[Stored data]
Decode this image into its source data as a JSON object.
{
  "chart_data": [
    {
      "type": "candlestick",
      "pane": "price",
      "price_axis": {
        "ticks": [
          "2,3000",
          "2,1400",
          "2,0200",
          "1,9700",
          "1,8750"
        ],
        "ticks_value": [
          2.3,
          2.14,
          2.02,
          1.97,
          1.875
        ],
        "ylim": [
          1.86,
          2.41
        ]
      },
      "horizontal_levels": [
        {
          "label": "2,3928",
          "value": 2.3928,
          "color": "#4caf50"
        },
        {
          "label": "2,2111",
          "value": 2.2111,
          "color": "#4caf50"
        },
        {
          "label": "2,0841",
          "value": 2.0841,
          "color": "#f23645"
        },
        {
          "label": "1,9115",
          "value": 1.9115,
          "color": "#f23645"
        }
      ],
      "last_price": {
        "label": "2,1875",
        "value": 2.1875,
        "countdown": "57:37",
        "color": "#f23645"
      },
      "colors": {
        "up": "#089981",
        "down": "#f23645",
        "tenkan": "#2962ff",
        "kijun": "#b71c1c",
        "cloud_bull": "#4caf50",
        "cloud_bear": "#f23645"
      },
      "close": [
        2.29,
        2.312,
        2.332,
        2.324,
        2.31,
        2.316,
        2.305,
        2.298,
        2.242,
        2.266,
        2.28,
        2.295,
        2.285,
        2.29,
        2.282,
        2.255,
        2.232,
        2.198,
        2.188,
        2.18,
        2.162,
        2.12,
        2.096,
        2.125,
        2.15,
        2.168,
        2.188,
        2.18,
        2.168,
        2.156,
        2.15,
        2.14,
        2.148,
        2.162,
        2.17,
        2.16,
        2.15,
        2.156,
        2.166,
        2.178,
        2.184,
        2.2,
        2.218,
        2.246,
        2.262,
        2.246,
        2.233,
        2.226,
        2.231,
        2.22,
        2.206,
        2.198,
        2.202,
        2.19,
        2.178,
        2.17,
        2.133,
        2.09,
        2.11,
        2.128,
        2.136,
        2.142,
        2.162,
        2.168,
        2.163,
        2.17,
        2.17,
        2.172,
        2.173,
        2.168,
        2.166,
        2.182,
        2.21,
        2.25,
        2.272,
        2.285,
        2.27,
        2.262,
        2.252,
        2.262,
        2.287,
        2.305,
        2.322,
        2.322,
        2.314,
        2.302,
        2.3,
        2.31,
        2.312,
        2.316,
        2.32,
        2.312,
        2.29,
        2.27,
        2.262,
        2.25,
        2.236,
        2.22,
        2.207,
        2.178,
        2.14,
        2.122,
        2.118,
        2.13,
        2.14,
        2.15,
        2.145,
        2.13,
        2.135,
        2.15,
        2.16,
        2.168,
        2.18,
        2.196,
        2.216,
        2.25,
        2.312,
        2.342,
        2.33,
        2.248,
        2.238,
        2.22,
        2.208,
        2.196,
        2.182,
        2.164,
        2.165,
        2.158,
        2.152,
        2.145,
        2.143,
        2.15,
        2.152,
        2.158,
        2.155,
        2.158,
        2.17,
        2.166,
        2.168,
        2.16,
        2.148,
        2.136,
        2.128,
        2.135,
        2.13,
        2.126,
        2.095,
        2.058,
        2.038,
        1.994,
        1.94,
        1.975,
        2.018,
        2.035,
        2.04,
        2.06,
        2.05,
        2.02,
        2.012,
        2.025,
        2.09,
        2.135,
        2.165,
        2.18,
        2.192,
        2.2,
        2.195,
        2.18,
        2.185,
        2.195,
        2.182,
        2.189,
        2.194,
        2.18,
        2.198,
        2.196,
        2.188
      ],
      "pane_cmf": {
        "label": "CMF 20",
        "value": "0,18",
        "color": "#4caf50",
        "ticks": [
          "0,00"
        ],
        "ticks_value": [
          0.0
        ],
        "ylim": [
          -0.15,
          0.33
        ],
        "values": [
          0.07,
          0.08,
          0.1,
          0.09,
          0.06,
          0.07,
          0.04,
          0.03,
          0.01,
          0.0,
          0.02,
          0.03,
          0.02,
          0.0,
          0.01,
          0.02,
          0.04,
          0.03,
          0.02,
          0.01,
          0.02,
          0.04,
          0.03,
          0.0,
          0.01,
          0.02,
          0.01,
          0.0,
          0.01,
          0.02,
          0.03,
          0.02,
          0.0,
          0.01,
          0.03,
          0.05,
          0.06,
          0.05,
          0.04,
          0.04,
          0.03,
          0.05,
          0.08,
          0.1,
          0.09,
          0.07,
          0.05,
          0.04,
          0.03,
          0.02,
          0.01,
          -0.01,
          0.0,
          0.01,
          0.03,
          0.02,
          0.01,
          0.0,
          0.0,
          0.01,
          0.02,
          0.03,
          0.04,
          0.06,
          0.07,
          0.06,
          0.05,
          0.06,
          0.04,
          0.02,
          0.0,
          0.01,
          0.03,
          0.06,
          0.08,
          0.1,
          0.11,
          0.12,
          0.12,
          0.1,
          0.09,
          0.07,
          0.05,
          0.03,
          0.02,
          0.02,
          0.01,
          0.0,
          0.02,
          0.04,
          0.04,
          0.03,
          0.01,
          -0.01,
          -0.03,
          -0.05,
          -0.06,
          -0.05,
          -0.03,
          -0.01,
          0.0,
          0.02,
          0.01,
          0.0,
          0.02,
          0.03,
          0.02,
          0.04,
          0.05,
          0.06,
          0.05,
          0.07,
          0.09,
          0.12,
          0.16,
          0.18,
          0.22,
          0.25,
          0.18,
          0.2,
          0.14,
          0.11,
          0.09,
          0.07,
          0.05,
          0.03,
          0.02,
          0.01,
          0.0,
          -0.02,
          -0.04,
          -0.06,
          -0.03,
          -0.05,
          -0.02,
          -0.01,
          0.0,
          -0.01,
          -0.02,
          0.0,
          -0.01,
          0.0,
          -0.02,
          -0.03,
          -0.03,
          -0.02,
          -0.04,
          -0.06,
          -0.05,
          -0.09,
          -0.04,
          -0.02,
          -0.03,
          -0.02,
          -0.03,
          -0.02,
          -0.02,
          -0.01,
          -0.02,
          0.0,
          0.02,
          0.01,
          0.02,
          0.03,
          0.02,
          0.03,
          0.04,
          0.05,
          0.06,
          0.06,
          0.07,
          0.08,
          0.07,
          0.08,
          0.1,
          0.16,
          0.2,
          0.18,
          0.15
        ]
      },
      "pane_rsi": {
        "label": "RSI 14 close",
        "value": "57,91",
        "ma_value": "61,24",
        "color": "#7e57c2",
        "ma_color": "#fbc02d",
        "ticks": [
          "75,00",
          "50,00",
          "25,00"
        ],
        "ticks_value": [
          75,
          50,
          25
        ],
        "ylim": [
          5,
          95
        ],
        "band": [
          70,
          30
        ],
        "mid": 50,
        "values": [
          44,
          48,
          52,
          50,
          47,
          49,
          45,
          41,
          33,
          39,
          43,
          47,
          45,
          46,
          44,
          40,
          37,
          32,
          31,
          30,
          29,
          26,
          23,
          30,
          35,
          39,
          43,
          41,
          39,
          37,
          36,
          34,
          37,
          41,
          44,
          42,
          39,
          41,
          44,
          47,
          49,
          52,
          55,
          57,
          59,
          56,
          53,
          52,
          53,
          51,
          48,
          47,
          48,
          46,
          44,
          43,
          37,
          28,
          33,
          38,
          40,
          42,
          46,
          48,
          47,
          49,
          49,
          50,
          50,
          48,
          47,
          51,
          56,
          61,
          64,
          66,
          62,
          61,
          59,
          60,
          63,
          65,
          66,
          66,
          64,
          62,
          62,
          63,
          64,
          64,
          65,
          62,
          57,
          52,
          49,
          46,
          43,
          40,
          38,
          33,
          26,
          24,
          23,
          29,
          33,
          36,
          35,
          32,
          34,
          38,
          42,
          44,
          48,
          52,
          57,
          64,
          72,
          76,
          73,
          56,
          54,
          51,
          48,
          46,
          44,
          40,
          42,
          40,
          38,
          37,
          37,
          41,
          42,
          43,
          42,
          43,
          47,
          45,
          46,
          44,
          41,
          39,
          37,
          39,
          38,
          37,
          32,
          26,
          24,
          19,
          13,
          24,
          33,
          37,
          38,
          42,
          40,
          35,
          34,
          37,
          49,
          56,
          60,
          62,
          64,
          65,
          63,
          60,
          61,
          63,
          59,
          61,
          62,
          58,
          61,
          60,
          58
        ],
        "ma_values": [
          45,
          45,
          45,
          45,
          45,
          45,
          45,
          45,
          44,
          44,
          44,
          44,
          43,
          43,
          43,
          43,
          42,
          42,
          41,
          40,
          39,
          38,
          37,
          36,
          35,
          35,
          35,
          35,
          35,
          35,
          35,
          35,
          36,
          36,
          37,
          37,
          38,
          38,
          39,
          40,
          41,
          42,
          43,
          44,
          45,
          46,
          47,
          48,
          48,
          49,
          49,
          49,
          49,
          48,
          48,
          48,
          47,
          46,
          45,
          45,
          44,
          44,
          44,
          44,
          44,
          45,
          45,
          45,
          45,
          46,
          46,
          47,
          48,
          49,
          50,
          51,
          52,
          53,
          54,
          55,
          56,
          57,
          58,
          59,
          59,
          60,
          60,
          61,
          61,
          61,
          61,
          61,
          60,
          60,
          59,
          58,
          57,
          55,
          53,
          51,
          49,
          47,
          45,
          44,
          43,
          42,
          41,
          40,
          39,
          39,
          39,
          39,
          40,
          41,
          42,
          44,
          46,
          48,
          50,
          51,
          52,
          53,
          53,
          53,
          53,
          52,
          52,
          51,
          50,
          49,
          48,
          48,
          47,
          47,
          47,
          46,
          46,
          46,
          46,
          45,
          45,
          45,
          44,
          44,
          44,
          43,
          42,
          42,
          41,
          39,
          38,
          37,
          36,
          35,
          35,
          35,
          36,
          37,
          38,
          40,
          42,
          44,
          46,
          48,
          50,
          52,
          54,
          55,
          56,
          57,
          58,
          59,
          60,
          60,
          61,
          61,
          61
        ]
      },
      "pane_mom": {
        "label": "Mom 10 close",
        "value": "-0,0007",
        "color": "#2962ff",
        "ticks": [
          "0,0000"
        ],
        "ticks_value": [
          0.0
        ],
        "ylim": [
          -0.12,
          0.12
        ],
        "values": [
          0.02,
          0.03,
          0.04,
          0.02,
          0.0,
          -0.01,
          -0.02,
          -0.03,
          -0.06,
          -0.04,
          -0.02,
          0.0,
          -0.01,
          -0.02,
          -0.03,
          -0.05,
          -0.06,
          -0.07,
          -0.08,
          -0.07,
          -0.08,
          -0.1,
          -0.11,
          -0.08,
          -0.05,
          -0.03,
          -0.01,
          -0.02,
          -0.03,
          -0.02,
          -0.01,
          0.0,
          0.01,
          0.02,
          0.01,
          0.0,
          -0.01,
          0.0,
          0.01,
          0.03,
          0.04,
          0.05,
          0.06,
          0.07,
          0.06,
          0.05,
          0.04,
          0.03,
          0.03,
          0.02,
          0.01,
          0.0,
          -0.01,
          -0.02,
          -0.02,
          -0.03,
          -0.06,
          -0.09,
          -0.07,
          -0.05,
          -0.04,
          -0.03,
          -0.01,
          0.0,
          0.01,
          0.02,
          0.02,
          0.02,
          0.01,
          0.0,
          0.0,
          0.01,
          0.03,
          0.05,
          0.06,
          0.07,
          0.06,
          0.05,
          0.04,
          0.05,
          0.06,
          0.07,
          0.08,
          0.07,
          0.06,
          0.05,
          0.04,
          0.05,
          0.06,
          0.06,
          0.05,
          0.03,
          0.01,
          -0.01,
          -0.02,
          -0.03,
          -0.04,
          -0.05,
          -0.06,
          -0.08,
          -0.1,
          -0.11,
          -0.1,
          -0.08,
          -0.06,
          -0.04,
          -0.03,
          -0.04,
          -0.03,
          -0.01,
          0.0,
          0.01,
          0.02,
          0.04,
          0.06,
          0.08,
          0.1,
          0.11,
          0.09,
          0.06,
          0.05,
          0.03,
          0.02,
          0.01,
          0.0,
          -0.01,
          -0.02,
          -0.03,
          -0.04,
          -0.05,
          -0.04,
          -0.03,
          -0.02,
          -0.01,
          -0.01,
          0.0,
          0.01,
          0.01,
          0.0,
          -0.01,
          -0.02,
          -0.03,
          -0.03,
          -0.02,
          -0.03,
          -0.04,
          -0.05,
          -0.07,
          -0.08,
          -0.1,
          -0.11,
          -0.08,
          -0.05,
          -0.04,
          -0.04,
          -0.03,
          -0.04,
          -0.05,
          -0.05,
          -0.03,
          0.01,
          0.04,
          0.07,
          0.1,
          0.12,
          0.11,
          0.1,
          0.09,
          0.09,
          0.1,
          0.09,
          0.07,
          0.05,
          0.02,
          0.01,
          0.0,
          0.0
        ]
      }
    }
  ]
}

• [Required work] Leave out every line without the string "label" and copy the rest.

• [Worked answer]
          "label": "2,3928",
          "label": "2,2111",
          "label": "2,0841",
          "label": "1,9115",
        "label": "2,1875",
        "label": "CMF 20",
        "label": "RSI 14 close",
        "label": "Mom 10 close",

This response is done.